» PROBLEM DESCRIPTION: Can all of these lines be returned exactly?

» DATA IN THIS EXERCISE:
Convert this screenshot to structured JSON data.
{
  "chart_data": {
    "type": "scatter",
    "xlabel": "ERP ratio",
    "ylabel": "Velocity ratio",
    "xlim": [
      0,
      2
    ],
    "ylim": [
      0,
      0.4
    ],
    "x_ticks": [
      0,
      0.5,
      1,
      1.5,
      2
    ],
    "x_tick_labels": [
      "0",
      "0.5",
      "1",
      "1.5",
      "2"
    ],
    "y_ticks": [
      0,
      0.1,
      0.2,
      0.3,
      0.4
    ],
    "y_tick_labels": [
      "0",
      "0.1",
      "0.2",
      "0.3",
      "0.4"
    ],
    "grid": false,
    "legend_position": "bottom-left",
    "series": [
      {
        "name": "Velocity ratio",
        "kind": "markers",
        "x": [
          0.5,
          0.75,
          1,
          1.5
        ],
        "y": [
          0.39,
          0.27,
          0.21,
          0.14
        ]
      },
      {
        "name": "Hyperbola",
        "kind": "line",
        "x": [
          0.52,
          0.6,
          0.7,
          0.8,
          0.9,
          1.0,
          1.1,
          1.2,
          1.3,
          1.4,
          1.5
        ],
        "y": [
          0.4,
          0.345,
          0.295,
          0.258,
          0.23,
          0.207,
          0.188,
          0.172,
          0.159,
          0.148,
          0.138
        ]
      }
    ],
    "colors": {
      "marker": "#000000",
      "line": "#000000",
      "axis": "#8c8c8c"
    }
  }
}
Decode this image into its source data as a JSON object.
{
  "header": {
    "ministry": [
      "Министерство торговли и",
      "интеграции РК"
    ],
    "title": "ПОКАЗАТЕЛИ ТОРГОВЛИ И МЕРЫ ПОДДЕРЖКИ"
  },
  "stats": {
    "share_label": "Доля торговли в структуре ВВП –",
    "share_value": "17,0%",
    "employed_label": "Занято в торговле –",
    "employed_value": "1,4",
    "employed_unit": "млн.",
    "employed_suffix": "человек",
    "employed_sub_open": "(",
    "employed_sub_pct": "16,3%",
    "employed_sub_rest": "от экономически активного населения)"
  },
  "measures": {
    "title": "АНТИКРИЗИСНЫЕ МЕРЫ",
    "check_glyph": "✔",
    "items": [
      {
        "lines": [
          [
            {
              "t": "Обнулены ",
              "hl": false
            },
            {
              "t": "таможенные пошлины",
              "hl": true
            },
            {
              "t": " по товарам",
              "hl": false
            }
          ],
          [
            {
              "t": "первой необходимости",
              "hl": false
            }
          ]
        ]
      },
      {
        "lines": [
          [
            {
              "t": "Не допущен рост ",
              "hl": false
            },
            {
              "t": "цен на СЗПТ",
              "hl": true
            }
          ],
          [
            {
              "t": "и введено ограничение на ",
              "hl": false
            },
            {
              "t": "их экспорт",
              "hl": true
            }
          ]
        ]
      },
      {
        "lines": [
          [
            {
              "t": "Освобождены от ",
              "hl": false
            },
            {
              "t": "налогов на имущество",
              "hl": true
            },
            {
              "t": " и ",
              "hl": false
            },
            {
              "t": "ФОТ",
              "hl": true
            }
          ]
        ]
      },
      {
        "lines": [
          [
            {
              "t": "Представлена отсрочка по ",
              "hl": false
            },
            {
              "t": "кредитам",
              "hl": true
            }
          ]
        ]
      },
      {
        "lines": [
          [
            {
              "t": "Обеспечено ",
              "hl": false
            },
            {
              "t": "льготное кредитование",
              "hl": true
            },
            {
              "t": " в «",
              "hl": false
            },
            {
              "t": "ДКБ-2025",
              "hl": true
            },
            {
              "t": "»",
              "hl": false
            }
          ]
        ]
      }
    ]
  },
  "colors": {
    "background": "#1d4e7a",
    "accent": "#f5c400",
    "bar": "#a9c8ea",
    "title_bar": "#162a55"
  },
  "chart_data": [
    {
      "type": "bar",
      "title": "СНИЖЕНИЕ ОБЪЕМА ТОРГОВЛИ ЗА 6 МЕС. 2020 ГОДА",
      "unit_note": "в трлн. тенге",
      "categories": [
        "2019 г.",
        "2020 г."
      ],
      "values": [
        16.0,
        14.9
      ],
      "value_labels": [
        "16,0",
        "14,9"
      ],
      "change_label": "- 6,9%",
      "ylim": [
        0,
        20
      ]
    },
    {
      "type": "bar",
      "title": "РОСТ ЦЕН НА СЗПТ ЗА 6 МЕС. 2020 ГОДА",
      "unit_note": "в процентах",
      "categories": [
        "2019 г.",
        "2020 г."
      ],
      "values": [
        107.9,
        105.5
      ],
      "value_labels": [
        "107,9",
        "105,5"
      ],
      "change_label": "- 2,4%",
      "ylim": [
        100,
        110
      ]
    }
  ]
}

» WRITTEN REPLY:
Convert this screenshot to structured JSON data.
{
  "chart_data": {
    "type": "scatter",
    "xlabel": "ERP ratio",
    "ylabel": "Velocity ratio",
    "xlim": [
      0,
      2
    ],
    "ylim": [
      0,
      0.4
    ],
    "x_ticks": [
      0,
      0.5,
      1,
      1.5,
      2
    ],
    "x_tick_labels": [
      "0",
      "0.5",
      "1",
      "1.5",
      "2"
    ],
    "y_ticks": [
      0,
      0.1,
      0.2,
      0.3,
      0.4
    ],
    "y_tick_labels": [
      "0",
      "0.1",
      "0.2",
      "0.3",
      "0.4"
    ],
    "grid": false,
    "legend_position": "bottom-left",
    "series": [
      {
        "name": "Velocity ratio",
        "kind": "markers",
        "x": [
          0.5,
          0.75,
          1,
          1.5
        ],
        "y": [
          0.39,
          0.27,
          0.21,
          0.14
        ]
      },
      {
        "name": "Hyperbola",
        "kind": "line",
        "x": [
          0.52,
          0.6,
          0.7,
          0.8,
          0.9,
          1.0,
          1.1,
          1.2,
          1.3,
          1.4,
          1.5
        ],
        "y": [
          0.4,
          0.345,
          0.295,
          0.258,
          0.23,
          0.207,
          0.188,
          0.172,
          0.159,
          0.148,
          0.138
        ]
      }
    ],
    "colors": {
      "marker": "#000000",
      "line": "#000000",
      "axis": "#8c8c8c"
    }
  }
}
Decode this image into its source data as a JSON object.
{
  "header": {
    "ministry": [
      "Министерство торговли и",
      "интеграции РК"
    ],
    "title": "ПОКАЗАТЕЛИ ТОРГОВЛИ И МЕРЫ ПОДДЕРЖКИ"
  },
  "stats": {
    "share_label": "Доля торговли в структуре ВВП –",
    "share_value": "17,0%",
    "employed_label": "Занято в торговле –",
    "employed_value": "1,4",
    "employed_unit": "млн.",
    "employed_suffix": "человек",
    "employed_sub_open": "(",
    "employed_sub_pct": "16,3%",
    "employed_sub_rest": "от экономически активного населения)"
  },
  "measures": {
    "title": "АНТИКРИЗИСНЫЕ МЕРЫ",
    "check_glyph": "✔",
    "items": [
      {
        "lines": [
          [
            {
              "t": "Обнулены ",
              "hl": false
            },
            {
              "t": "таможенные пошлины",
              "hl": true
            },
            {
              "t": " по товарам",
              "hl": false
            }
          ],
          [
            {
              "t": "первой необходимости",
              "hl": false
            }
          ]
        ]
      },
      {
        "lines": [
          [
            {
              "t": "Не допущен рост ",
              "hl": false
            },
            {
              "t": "цен на СЗПТ",
              "hl": true
            }
          ],
          [
            {
              "t": "и введено ограничение на ",
              "hl": false
            },
            {
              "t": "их экспорт",
              "hl": true
            }
          ]
        ]
      },
      {
        "lines": [
          [
            {
              "t": "Освобождены от ",
              "hl": false
            },
            {
              "t": "налогов на имущество",
              "hl": true
            },
            {
              "t": " и ",
              "hl": false
            },
            {
              "t": "ФОТ",
              "hl": true
            }
          ]
        ]
      },
      {
        "lines": [
          [
            {
              "t": "Представлена отсрочка по ",
              "hl": false
            },
            {
              "t": "кредитам",
              "hl": true
            }
          ]
        ]
      },
      {
        "lines": [
          [
            {
              "t": "Обеспечено ",
              "hl": false
            },
            {
              "t": "льготное кредитование",
              "hl": true
            },
            {
              "t": " в «",
              "hl": false
            },
            {
              "t": "ДКБ-2025",
              "hl": true
            },
            {
              "t": "»",
              "hl": false
            }
          ]
        ]
      }
    ]
  },
  "colors": {
    "background": "#1d4e7a",
    "accent": "#f5c400",
    "bar": "#a9c8ea",
    "title_bar": "#162a55"
  },
  "chart_data": [
    {
      "type": "bar",
      "title": "СНИЖЕНИЕ ОБЪЕМА ТОРГОВЛИ ЗА 6 МЕС. 2020 ГОДА",
      "unit_note": "в трлн. тенге",
      "categories": [
        "2019 г.",
        "2020 г."
      ],
      "values": [
        16.0,
        14.9
      ],
      "value_labels": [
        "16,0",
        "14,9"
      ],
      "change_label": "- 6,9%",
      "ylim": [
        0,
        20
      ]
    },
    {
      "type": "bar",
      "title": "РОСТ ЦЕН НА СЗПТ ЗА 6 МЕС. 2020 ГОДА",
      "unit_note": "в процентах",
      "categories": [
        "2019 г.",
        "2020 г."
      ],
      "values": [
        107.9,
        105.5
      ],
      "value_labels": [
        "107,9",
        "105,5"
      ],
      "change_label": "- 2,4%",
      "ylim": [
        100,
        110
      ]
    }
  ]
}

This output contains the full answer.